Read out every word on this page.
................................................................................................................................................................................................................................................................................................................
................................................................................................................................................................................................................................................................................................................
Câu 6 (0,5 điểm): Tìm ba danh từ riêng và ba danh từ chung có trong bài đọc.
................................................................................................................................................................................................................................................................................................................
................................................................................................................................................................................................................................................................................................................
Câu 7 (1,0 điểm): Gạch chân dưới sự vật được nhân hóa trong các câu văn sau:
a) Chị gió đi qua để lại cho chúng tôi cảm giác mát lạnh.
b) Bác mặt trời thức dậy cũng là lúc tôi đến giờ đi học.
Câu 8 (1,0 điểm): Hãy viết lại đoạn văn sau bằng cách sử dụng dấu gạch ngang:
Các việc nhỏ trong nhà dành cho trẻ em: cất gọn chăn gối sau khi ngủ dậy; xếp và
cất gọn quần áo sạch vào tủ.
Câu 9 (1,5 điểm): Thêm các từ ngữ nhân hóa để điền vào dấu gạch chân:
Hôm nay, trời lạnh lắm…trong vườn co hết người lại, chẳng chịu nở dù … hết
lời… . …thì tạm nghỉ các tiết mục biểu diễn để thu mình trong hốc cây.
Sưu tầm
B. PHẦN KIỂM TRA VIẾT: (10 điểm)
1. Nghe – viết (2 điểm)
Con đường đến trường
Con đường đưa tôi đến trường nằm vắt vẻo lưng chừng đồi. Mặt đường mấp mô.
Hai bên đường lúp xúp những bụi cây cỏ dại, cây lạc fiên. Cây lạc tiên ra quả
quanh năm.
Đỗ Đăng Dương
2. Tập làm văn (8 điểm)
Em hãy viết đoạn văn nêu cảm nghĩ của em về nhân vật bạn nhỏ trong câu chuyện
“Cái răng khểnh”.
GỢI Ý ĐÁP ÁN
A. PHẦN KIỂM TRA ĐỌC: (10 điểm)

▸ **To be done**
Using the material above, print every entry exactly as written.

▸ **The result**
Read out every word on this page.
................................................................................................................................................................................................................................................................................................................
................................................................................................................................................................................................................................................................................................................
Câu 6 (0,5 điểm): Tìm ba danh từ riêng và ba danh từ chung có trong bài đọc.
................................................................................................................................................................................................................................................................................................................
................................................................................................................................................................................................................................................................................................................
Câu 7 (1,0 điểm): Gạch chân dưới sự vật được nhân hóa trong các câu văn sau:
a) Chị gió đi qua để lại cho chúng tôi cảm giác mát lạnh.
b) Bác mặt trời thức dậy cũng là lúc tôi đến giờ đi học.
Câu 8 (1,0 điểm): Hãy viết lại đoạn văn sau bằng cách sử dụng dấu gạch ngang:
Các việc nhỏ trong nhà dành cho trẻ em: cất gọn chăn gối sau khi ngủ dậy; xếp và
cất gọn quần áo sạch vào tủ.
Câu 9 (1,5 điểm): Thêm các từ ngữ nhân hóa để điền vào dấu gạch chân:
Hôm nay, trời lạnh lắm…trong vườn co hết người lại, chẳng chịu nở dù … hết
lời… . …thì tạm nghỉ các tiết mục biểu diễn để thu mình trong hốc cây.
Sưu tầm
B. PHẦN KIỂM TRA VIẾT: (10 điểm)
1. Nghe – viết (2 điểm)
Con đường đến trường
Con đường đưa tôi đến trường nằm vắt vẻo lưng chừng đồi. Mặt đường mấp mô.
Hai bên đường lúp xúp những bụi cây cỏ dại, cây lạc fiên. Cây lạc tiên ra quả
quanh năm.
Đỗ Đăng Dương
2. Tập làm văn (8 điểm)
Em hãy viết đoạn văn nêu cảm nghĩ của em về nhân vật bạn nhỏ trong câu chuyện
“Cái răng khểnh”.
GỢI Ý ĐÁP ÁN
A. PHẦN KIỂM TRA ĐỌC: (10 điểm)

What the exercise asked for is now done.